**PROVIDED INFORMATION**
● ● ●

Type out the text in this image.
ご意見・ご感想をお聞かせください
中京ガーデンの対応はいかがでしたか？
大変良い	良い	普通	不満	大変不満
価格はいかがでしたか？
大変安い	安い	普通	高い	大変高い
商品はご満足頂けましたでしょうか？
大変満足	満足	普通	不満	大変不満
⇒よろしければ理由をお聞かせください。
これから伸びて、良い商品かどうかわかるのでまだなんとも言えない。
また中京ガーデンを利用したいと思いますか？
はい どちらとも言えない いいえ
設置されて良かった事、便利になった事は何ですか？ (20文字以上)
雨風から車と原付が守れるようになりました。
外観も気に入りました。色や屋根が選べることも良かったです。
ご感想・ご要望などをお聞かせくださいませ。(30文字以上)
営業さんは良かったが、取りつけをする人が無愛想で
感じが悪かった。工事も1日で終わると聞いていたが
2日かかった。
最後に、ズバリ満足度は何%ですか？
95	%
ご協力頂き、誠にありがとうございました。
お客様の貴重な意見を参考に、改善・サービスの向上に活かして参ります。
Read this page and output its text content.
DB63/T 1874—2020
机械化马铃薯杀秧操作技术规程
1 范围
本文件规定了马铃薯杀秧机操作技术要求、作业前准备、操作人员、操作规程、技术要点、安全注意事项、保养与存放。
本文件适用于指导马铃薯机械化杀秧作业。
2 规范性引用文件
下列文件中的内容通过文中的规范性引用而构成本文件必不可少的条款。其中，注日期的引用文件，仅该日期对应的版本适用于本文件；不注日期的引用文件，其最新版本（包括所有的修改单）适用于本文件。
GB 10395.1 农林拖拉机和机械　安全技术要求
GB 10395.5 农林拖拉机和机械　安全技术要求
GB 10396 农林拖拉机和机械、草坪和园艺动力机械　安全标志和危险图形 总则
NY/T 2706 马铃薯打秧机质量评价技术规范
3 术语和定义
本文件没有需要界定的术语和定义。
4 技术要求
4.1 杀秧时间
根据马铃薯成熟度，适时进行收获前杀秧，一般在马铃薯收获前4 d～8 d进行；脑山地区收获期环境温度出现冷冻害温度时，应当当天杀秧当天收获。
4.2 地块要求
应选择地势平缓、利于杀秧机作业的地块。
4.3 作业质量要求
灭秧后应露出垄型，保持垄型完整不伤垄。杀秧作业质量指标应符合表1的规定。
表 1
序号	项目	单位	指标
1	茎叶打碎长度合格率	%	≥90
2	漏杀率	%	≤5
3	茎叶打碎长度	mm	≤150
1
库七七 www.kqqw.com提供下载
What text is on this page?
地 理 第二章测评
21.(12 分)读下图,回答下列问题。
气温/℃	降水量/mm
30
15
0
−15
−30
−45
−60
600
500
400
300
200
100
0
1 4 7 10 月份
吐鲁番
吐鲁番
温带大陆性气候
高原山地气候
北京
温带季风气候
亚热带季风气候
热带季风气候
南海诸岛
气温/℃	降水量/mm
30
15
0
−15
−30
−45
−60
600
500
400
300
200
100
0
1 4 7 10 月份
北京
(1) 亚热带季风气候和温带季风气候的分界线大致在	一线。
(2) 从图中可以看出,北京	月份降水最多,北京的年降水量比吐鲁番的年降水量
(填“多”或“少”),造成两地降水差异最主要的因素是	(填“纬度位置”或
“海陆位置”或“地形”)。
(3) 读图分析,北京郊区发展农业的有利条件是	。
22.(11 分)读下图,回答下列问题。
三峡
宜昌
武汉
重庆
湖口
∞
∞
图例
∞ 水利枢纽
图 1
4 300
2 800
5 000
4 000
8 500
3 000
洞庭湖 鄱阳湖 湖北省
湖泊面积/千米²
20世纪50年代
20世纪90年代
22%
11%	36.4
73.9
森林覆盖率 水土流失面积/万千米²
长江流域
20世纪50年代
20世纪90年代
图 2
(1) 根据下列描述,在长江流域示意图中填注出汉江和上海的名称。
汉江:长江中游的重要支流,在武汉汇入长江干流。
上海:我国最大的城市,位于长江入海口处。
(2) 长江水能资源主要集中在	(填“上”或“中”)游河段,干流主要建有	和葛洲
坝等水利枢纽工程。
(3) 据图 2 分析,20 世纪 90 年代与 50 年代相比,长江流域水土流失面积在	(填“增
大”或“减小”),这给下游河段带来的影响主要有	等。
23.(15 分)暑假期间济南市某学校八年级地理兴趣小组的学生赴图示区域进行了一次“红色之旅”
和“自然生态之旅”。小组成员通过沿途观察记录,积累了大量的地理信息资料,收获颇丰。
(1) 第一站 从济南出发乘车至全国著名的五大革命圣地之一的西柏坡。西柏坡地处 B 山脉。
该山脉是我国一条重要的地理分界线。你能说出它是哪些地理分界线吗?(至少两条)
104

● ● ●

**WHAT IS NEEDED**
Output all of the data above without any alteration.

**COMPLETE RESPONSE**
Type out the text in this image.
ご意見・ご感想をお聞かせください
中京ガーデンの対応はいかがでしたか？
大変良い	良い	普通	不満	大変不満
価格はいかがでしたか？
大変安い	安い	普通	高い	大変高い
商品はご満足頂けましたでしょうか？
大変満足	満足	普通	不満	大変不満
⇒よろしければ理由をお聞かせください。
これから伸びて、良い商品かどうかわかるのでまだなんとも言えない。
また中京ガーデンを利用したいと思いますか？
はい どちらとも言えない いいえ
設置されて良かった事、便利になった事は何ですか？ (20文字以上)
雨風から車と原付が守れるようになりました。
外観も気に入りました。色や屋根が選べることも良かったです。
ご感想・ご要望などをお聞かせくださいませ。(30文字以上)
営業さんは良かったが、取りつけをする人が無愛想で
感じが悪かった。工事も1日で終わると聞いていたが
2日かかった。
最後に、ズバリ満足度は何%ですか？
95	%
ご協力頂き、誠にありがとうございました。
お客様の貴重な意見を参考に、改善・サービスの向上に活かして参ります。
Read this page and output its text content.
DB63/T 1874—2020
机械化马铃薯杀秧操作技术规程
1 范围
本文件规定了马铃薯杀秧机操作技术要求、作业前准备、操作人员、操作规程、技术要点、安全注意事项、保养与存放。
本文件适用于指导马铃薯机械化杀秧作业。
2 规范性引用文件
下列文件中的内容通过文中的规范性引用而构成本文件必不可少的条款。其中，注日期的引用文件，仅该日期对应的版本适用于本文件；不注日期的引用文件，其最新版本（包括所有的修改单）适用于本文件。
GB 10395.1 农林拖拉机和机械　安全技术要求
GB 10395.5 农林拖拉机和机械　安全技术要求
GB 10396 农林拖拉机和机械、草坪和园艺动力机械　安全标志和危险图形 总则
NY/T 2706 马铃薯打秧机质量评价技术规范
3 术语和定义
本文件没有需要界定的术语和定义。
4 技术要求
4.1 杀秧时间
根据马铃薯成熟度，适时进行收获前杀秧，一般在马铃薯收获前4 d～8 d进行；脑山地区收获期环境温度出现冷冻害温度时，应当当天杀秧当天收获。
4.2 地块要求
应选择地势平缓、利于杀秧机作业的地块。
4.3 作业质量要求
灭秧后应露出垄型，保持垄型完整不伤垄。杀秧作业质量指标应符合表1的规定。
表 1
序号	项目	单位	指标
1	茎叶打碎长度合格率	%	≥90
2	漏杀率	%	≤5
3	茎叶打碎长度	mm	≤150
1
库七七 www.kqqw.com提供下载
What text is on this page?
地 理 第二章测评
21.(12 分)读下图,回答下列问题。
气温/℃	降水量/mm
30
15
0
−15
−30
−45
−60
600
500
400
300
200
100
0
1 4 7 10 月份
吐鲁番
吐鲁番
温带大陆性气候
高原山地气候
北京
温带季风气候
亚热带季风气候
热带季风气候
南海诸岛
气温/℃	降水量/mm
30
15
0
−15
−30
−45
−60
600
500
400
300
200
100
0
1 4 7 10 月份
北京
(1) 亚热带季风气候和温带季风气候的分界线大致在	一线。
(2) 从图中可以看出,北京	月份降水最多,北京的年降水量比吐鲁番的年降水量
(填“多”或“少”),造成两地降水差异最主要的因素是	(填“纬度位置”或
“海陆位置”或“地形”)。
(3) 读图分析,北京郊区发展农业的有利条件是	。
22.(11 分)读下图,回答下列问题。
三峡
宜昌
武汉
重庆
湖口
∞
∞
图例
∞ 水利枢纽
图 1
4 300
2 800
5 000
4 000
8 500
3 000
洞庭湖 鄱阳湖 湖北省
湖泊面积/千米²
20世纪50年代
20世纪90年代
22%
11%	36.4
73.9
森林覆盖率 水土流失面积/万千米²
长江流域
20世纪50年代
20世纪90年代
图 2
(1) 根据下列描述,在长江流域示意图中填注出汉江和上海的名称。
汉江:长江中游的重要支流,在武汉汇入长江干流。
上海:我国最大的城市,位于长江入海口处。
(2) 长江水能资源主要集中在	(填“上”或“中”)游河段,干流主要建有	和葛洲
坝等水利枢纽工程。
(3) 据图 2 分析,20 世纪 90 年代与 50 年代相比,长江流域水土流失面积在	(填“增
大”或“减小”),这给下游河段带来的影响主要有	等。
23.(15 分)暑假期间济南市某学校八年级地理兴趣小组的学生赴图示区域进行了一次“红色之旅”
和“自然生态之旅”。小组成员通过沿途观察记录,积累了大量的地理信息资料,收获颇丰。
(1) 第一站 从济南出发乘车至全国著名的五大革命圣地之一的西柏坡。西柏坡地处 B 山脉。
该山脉是我国一条重要的地理分界线。你能说出它是哪些地理分界线吗?(至少两条)
104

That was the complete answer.